● **EXCERTO**
▬▬▬▬▬▬

Guiné > Região de Quínara > Carta de São João (1955) > Escala 1/50 mil > Posição relativa de Canjabel, a nordeste de Nova Sintra.

Imfografia: Blogue Luís Graça & Camaradas da Guiné (2022)

___________

Notas do editor:

(*) Vd. poste de 25 de junho de 2013 > Guiné 63/74 - P11762: Memórias do Chico, menino e moço (Cherno Baldé) (45): Horror e terror em Cuntima, em novembro de 1976: a revolta de um grupo de antigos milícias, a execução pública de Soarê Seidi e de Abbaro Candé, por ordem do histórico comandante do PAIGC, Quemo Mané (Recordações de Demburri Seidi, tradução e texto de Cherno Baldé)

(**) 18 de fevereiro de 2022 > Guiné 61/74 - P23006: Adeus, Fajonquito (Cherno Baldé) - IV (e Última) Parte: Cuntima, 16 e 17 de novembro de 1976: terror e violência de Estado, a execução sumária e pública de antigos milícias, "cães dos colonialistas", por ordem do famigerado comandante das FARP Quemo Mané

(***) Último poste da série > 11 de fevereiro de 2022 > Guiné 61/74 - P22988: O segredo de... (36): Jorge Araújo, ex-fur mil op esp / ranger, CART 3494 (Xime e Mansambo, 1971/74): louvado pelo comando do BART 3873, por, no decorrer da Acção Guarida 18, em 3/2/1973, em Ponta Varela, "ter a peito descoberto enfrentado o IN, abatendo um guerrilheiro"

5 comentários:

Tabanca Grande Luís Graça disse...

▬▬▬▬▬▬

● **DADOS FORNECIDOS**

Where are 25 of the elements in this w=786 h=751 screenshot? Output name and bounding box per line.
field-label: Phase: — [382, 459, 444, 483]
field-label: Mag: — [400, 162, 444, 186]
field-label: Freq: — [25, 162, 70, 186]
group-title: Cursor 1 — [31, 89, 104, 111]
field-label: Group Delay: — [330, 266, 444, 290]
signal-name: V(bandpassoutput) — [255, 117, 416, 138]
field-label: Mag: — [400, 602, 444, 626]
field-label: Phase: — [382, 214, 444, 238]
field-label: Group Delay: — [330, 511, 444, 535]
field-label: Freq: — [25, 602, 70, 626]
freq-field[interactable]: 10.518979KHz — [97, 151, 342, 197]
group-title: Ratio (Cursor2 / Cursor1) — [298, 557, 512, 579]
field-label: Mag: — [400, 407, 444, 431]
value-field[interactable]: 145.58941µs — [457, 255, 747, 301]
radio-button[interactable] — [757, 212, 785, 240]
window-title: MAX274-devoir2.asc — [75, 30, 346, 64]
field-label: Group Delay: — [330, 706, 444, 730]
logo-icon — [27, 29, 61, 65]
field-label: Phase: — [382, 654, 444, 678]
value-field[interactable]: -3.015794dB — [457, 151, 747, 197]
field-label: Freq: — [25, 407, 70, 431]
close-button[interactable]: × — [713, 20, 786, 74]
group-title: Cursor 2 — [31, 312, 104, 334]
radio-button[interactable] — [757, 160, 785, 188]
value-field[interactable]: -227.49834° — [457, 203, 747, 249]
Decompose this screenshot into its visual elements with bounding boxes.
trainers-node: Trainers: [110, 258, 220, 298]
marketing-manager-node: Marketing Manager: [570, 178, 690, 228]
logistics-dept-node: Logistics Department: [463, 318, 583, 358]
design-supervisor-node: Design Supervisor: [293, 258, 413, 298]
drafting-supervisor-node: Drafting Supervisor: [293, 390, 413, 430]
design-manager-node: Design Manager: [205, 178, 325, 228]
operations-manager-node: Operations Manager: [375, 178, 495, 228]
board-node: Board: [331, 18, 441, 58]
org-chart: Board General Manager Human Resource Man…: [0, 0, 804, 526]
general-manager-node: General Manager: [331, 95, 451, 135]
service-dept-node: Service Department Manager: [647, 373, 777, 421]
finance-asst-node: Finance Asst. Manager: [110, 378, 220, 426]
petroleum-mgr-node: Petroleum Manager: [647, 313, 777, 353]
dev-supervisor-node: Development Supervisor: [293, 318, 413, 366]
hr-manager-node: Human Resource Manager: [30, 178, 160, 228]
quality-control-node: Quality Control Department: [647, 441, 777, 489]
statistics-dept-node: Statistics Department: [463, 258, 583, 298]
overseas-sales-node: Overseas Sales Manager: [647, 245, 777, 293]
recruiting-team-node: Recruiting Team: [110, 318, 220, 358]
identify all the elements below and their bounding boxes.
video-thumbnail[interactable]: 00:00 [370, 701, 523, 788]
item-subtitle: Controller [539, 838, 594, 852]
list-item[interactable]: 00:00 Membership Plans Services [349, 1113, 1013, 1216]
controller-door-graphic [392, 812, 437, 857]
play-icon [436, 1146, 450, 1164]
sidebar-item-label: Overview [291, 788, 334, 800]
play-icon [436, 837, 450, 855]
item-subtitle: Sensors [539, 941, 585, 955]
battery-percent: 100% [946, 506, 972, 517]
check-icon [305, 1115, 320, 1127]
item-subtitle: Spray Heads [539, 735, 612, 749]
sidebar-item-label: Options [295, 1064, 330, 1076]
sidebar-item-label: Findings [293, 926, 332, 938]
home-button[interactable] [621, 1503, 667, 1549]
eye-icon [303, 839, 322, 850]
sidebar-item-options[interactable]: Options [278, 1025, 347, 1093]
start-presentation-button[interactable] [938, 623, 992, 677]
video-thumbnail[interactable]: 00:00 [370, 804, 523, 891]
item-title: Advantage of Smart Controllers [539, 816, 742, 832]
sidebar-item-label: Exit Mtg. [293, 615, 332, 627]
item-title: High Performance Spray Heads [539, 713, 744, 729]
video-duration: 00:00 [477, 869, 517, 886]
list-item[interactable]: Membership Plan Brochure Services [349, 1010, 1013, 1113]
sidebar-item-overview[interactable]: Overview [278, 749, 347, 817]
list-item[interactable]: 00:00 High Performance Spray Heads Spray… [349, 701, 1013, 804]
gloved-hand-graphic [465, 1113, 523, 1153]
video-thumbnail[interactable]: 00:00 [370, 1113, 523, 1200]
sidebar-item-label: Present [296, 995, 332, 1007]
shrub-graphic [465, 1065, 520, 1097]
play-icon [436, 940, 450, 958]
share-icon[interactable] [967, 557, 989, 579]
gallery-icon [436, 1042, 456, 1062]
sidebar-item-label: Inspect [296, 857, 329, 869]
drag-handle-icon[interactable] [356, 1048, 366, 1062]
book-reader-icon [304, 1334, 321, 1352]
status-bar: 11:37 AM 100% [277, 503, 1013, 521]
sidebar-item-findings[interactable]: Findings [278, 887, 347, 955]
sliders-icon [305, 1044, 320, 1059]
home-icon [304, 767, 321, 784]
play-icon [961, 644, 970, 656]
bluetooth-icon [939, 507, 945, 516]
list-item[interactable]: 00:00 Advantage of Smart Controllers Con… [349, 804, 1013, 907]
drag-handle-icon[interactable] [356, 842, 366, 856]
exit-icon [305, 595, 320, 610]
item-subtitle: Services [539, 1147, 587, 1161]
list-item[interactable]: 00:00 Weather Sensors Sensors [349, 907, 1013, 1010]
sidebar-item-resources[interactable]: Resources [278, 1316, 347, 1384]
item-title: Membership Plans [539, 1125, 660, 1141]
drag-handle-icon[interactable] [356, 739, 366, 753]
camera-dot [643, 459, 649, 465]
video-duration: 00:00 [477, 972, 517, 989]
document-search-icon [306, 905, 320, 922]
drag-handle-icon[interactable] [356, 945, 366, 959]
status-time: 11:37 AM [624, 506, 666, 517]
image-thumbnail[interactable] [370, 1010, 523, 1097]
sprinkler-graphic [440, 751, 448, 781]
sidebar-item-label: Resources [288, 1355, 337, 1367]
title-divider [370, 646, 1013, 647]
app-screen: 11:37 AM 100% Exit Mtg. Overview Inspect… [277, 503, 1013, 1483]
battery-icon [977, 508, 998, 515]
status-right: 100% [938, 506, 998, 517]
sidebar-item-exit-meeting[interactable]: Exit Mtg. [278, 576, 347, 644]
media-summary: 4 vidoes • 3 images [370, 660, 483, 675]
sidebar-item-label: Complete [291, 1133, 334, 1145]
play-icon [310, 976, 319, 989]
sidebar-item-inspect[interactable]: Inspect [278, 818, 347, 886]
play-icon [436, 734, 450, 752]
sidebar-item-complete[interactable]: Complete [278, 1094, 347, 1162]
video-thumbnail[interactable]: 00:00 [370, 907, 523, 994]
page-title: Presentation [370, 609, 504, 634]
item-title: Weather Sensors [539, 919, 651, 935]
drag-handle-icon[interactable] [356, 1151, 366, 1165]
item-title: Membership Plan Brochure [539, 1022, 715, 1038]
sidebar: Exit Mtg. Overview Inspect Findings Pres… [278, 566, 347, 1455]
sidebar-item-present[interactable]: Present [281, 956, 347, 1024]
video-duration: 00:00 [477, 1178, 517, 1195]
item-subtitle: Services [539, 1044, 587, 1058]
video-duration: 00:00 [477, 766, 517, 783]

▬▬▬▬▬▬

● **EXERCÍCIOS PROPOSTOS**
1. Copie do excerto sobre a Guiné o trecho que começa em "Imfografia: Blogue Luís" e termina em "de Cherno Baldé)".
2. Segundo o excerto sobre a Guiné, por ordem de quem foram executados publicamente Soarê Seidi e Abbaro Candé?

● **RESPOSTAS AOS EXERCÍCIOS**
1.
Imfografia: Blogue Luís Graça & Camaradas da Guiné (2022)

___________

Notas do editor:

(*) Vd. poste de 25 de junho de 2013 > Guiné 63/74 - P11762: Memórias do Chico, menino e moço (Cherno Baldé) (45): Horror e terror em Cuntima, em novembro de 1976: a revolta de um grupo de antigos milícias, a execução pública de Soarê Seidi e de Abbaro Candé, por ordem do histórico comandante do PAIGC, Quemo Mané (Recordações de Demburri Seidi, tradução e texto de Cherno Baldé)

2. Por ordem do histórico comandante do PAIGC, Quemo Mané.